THE PROBLEM - Pictures do not belong in the copy; restate the records below word for word.

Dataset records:
==================================================

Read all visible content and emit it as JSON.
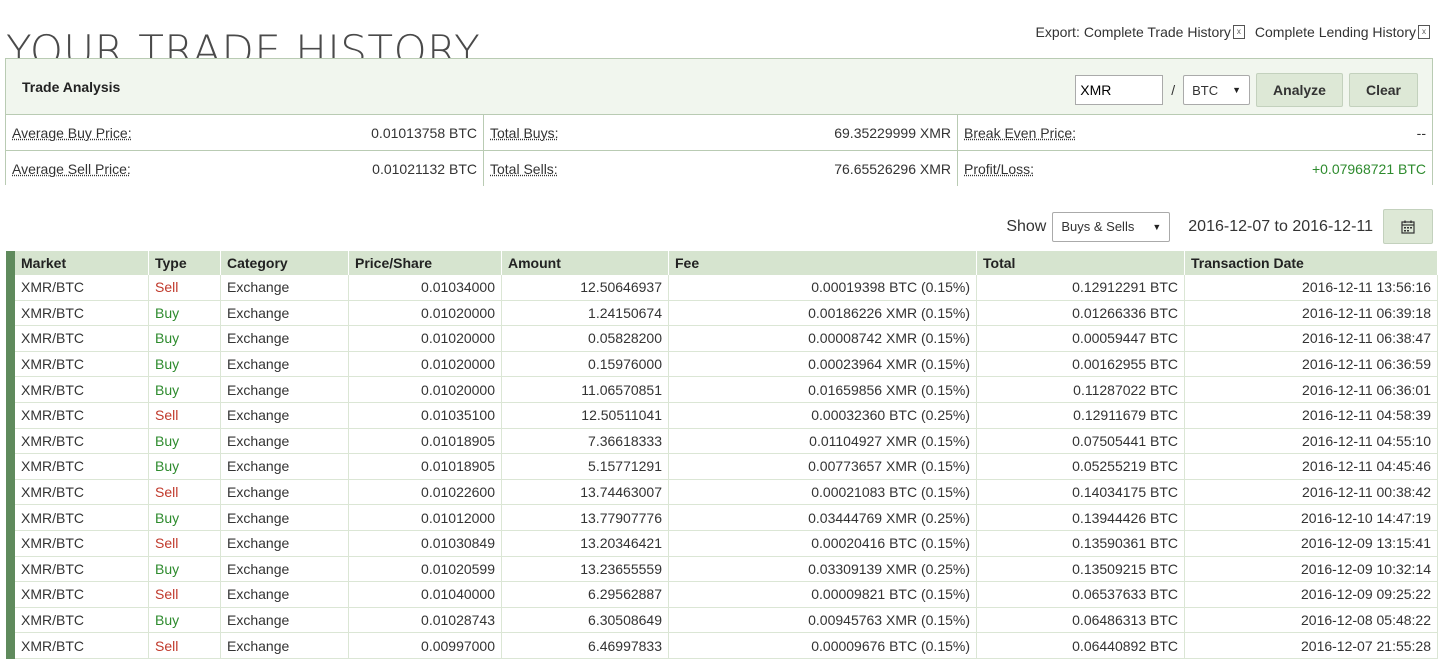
{
  "page": {
    "title": "YOUR TRADE HISTORY"
  },
  "export": {
    "label": "Export:",
    "links": [
      "Complete Trade History",
      "Complete Lending History"
    ],
    "icon": "xls-file-icon"
  },
  "analysis": {
    "title": "Trade Analysis",
    "coin_input": "XMR",
    "separator": "/",
    "base_select": "BTC",
    "analyze_button": "Analyze",
    "clear_button": "Clear",
    "rows": [
      [
        {
          "label": "Average Buy Price:",
          "value": "0.01013758 BTC"
        },
        {
          "label": "Total Buys:",
          "value": "69.35229999 XMR"
        },
        {
          "label": "Break Even Price:",
          "value": "--"
        }
      ],
      [
        {
          "label": "Average Sell Price:",
          "value": "0.01021132 BTC"
        },
        {
          "label": "Total Sells:",
          "value": "76.65526296 XMR"
        },
        {
          "label": "Profit/Loss:",
          "value": "+0.07968721 BTC"
        }
      ]
    ]
  },
  "filter": {
    "show_label": "Show",
    "show_select": "Buys & Sells",
    "date_range": "2016-12-07 to 2016-12-11",
    "calendar_icon": "calendar-icon"
  },
  "table": {
    "headers": [
      "Market",
      "Type",
      "Category",
      "Price/Share",
      "Amount",
      "Fee",
      "Total",
      "Transaction Date"
    ],
    "rows": [
      [
        "XMR/BTC",
        "Sell",
        "Exchange",
        "0.01034000",
        "12.50646937",
        "0.00019398 BTC (0.15%)",
        "0.12912291 BTC",
        "2016-12-11 13:56:16"
      ],
      [
        "XMR/BTC",
        "Buy",
        "Exchange",
        "0.01020000",
        "1.24150674",
        "0.00186226 XMR (0.15%)",
        "0.01266336 BTC",
        "2016-12-11 06:39:18"
      ],
      [
        "XMR/BTC",
        "Buy",
        "Exchange",
        "0.01020000",
        "0.05828200",
        "0.00008742 XMR (0.15%)",
        "0.00059447 BTC",
        "2016-12-11 06:38:47"
      ],
      [
        "XMR/BTC",
        "Buy",
        "Exchange",
        "0.01020000",
        "0.15976000",
        "0.00023964 XMR (0.15%)",
        "0.00162955 BTC",
        "2016-12-11 06:36:59"
      ],
      [
        "XMR/BTC",
        "Buy",
        "Exchange",
        "0.01020000",
        "11.06570851",
        "0.01659856 XMR (0.15%)",
        "0.11287022 BTC",
        "2016-12-11 06:36:01"
      ],
      [
        "XMR/BTC",
        "Sell",
        "Exchange",
        "0.01035100",
        "12.50511041",
        "0.00032360 BTC (0.25%)",
        "0.12911679 BTC",
        "2016-12-11 04:58:39"
      ],
      [
        "XMR/BTC",
        "Buy",
        "Exchange",
        "0.01018905",
        "7.36618333",
        "0.01104927 XMR (0.15%)",
        "0.07505441 BTC",
        "2016-12-11 04:55:10"
      ],
      [
        "XMR/BTC",
        "Buy",
        "Exchange",
        "0.01018905",
        "5.15771291",
        "0.00773657 XMR (0.15%)",
        "0.05255219 BTC",
        "2016-12-11 04:45:46"
      ],
      [
        "XMR/BTC",
        "Sell",
        "Exchange",
        "0.01022600",
        "13.74463007",
        "0.00021083 BTC (0.15%)",
        "0.14034175 BTC",
        "2016-12-11 00:38:42"
      ],
      [
        "XMR/BTC",
        "Buy",
        "Exchange",
        "0.01012000",
        "13.77907776",
        "0.03444769 XMR (0.25%)",
        "0.13944426 BTC",
        "2016-12-10 14:47:19"
      ],
      [
        "XMR/BTC",
        "Sell",
        "Exchange",
        "0.01030849",
        "13.20346421",
        "0.00020416 BTC (0.15%)",
        "0.13590361 BTC",
        "2016-12-09 13:15:41"
      ],
      [
        "XMR/BTC",
        "Buy",
        "Exchange",
        "0.01020599",
        "13.23655559",
        "0.03309139 XMR (0.25%)",
        "0.13509215 BTC",
        "2016-12-09 10:32:14"
      ],
      [
        "XMR/BTC",
        "Sell",
        "Exchange",
        "0.01040000",
        "6.29562887",
        "0.00009821 BTC (0.15%)",
        "0.06537633 BTC",
        "2016-12-09 09:25:22"
      ],
      [
        "XMR/BTC",
        "Buy",
        "Exchange",
        "0.01028743",
        "6.30508649",
        "0.00945763 XMR (0.15%)",
        "0.06486313 BTC",
        "2016-12-08 05:48:22"
      ],
      [
        "XMR/BTC",
        "Sell",
        "Exchange",
        "0.00997000",
        "6.46997833",
        "0.00009676 BTC (0.15%)",
        "0.06440892 BTC",
        "2016-12-07 21:55:28"
      ]
    ]
  },
  "colors": {
    "buy": "#2e8b2e",
    "sell": "#c0392b",
    "header_bg": "#d6e4cf",
    "accent_bar": "#5f8a5c"
  }
}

==================================================

COMPLETED EXERCISE -
Read all visible content and emit it as JSON.
{
  "page": {
    "title": "YOUR TRADE HISTORY"
  },
  "export": {
    "label": "Export:",
    "links": [
      "Complete Trade History",
      "Complete Lending History"
    ],
    "icon": "xls-file-icon"
  },
  "analysis": {
    "title": "Trade Analysis",
    "coin_input": "XMR",
    "separator": "/",
    "base_select": "BTC",
    "analyze_button": "Analyze",
    "clear_button": "Clear",
    "rows": [
      [
        {
          "label": "Average Buy Price:",
          "value": "0.01013758 BTC"
        },
        {
          "label": "Total Buys:",
          "value": "69.35229999 XMR"
        },
        {
          "label": "Break Even Price:",
          "value": "--"
        }
      ],
      [
        {
          "label": "Average Sell Price:",
          "value": "0.01021132 BTC"
        },
        {
          "label": "Total Sells:",
          "value": "76.65526296 XMR"
        },
        {
          "label": "Profit/Loss:",
          "value": "+0.07968721 BTC"
        }
      ]
    ]
  },
  "filter": {
    "show_label": "Show",
    "show_select": "Buys & Sells",
    "date_range": "2016-12-07 to 2016-12-11",
    "calendar_icon": "calendar-icon"
  },
  "table": {
    "headers": [
      "Market",
      "Type",
      "Category",
      "Price/Share",
      "Amount",
      "Fee",
      "Total",
      "Transaction Date"
    ],
    "rows": [
      [
        "XMR/BTC",
        "Sell",
        "Exchange",
        "0.01034000",
        "12.50646937",
        "0.00019398 BTC (0.15%)",
        "0.12912291 BTC",
        "2016-12-11 13:56:16"
      ],
      [
        "XMR/BTC",
        "Buy",
        "Exchange",
        "0.01020000",
        "1.24150674",
        "0.00186226 XMR (0.15%)",
        "0.01266336 BTC",
        "2016-12-11 06:39:18"
      ],
      [
        "XMR/BTC",
        "Buy",
        "Exchange",
        "0.01020000",
        "0.05828200",
        "0.00008742 XMR (0.15%)",
        "0.00059447 BTC",
        "2016-12-11 06:38:47"
      ],
      [
        "XMR/BTC",
        "Buy",
        "Exchange",
        "0.01020000",
        "0.15976000",
        "0.00023964 XMR (0.15%)",
        "0.00162955 BTC",
        "2016-12-11 06:36:59"
      ],
      [
        "XMR/BTC",
        "Buy",
        "Exchange",
        "0.01020000",
        "11.06570851",
        "0.01659856 XMR (0.15%)",
        "0.11287022 BTC",
        "2016-12-11 06:36:01"
      ],
      [
        "XMR/BTC",
        "Sell",
        "Exchange",
        "0.01035100",
        "12.50511041",
        "0.00032360 BTC (0.25%)",
        "0.12911679 BTC",
        "2016-12-11 04:58:39"
      ],
      [
        "XMR/BTC",
        "Buy",
        "Exchange",
        "0.01018905",
        "7.36618333",
        "0.01104927 XMR (0.15%)",
        "0.07505441 BTC",
        "2016-12-11 04:55:10"
      ],
      [
        "XMR/BTC",
        "Buy",
        "Exchange",
        "0.01018905",
        "5.15771291",
        "0.00773657 XMR (0.15%)",
        "0.05255219 BTC",
        "2016-12-11 04:45:46"
      ],
      [
        "XMR/BTC",
        "Sell",
        "Exchange",
        "0.01022600",
        "13.74463007",
        "0.00021083 BTC (0.15%)",
        "0.14034175 BTC",
        "2016-12-11 00:38:42"
      ],
      [
        "XMR/BTC",
        "Buy",
        "Exchange",
        "0.01012000",
        "13.77907776",
        "0.03444769 XMR (0.25%)",
        "0.13944426 BTC",
        "2016-12-10 14:47:19"
      ],
      [
        "XMR/BTC",
        "Sell",
        "Exchange",
        "0.01030849",
        "13.20346421",
        "0.00020416 BTC (0.15%)",
        "0.13590361 BTC",
        "2016-12-09 13:15:41"
      ],
      [
        "XMR/BTC",
        "Buy",
        "Exchange",
        "0.01020599",
        "13.23655559",
        "0.03309139 XMR (0.25%)",
        "0.13509215 BTC",
        "2016-12-09 10:32:14"
      ],
      [
        "XMR/BTC",
        "Sell",
        "Exchange",
        "0.01040000",
        "6.29562887",
        "0.00009821 BTC (0.15%)",
        "0.06537633 BTC",
        "2016-12-09 09:25:22"
      ],
      [
        "XMR/BTC",
        "Buy",
        "Exchange",
        "0.01028743",
        "6.30508649",
        "0.00945763 XMR (0.15%)",
        "0.06486313 BTC",
        "2016-12-08 05:48:22"
      ],
      [
        "XMR/BTC",
        "Sell",
        "Exchange",
        "0.00997000",
        "6.46997833",
        "0.00009676 BTC (0.15%)",
        "0.06440892 BTC",
        "2016-12-07 21:55:28"
      ]
    ]
  },
  "colors": {
    "buy": "#2e8b2e",
    "sell": "#c0392b",
    "header_bg": "#d6e4cf",
    "accent_bar": "#5f8a5c"
  }
}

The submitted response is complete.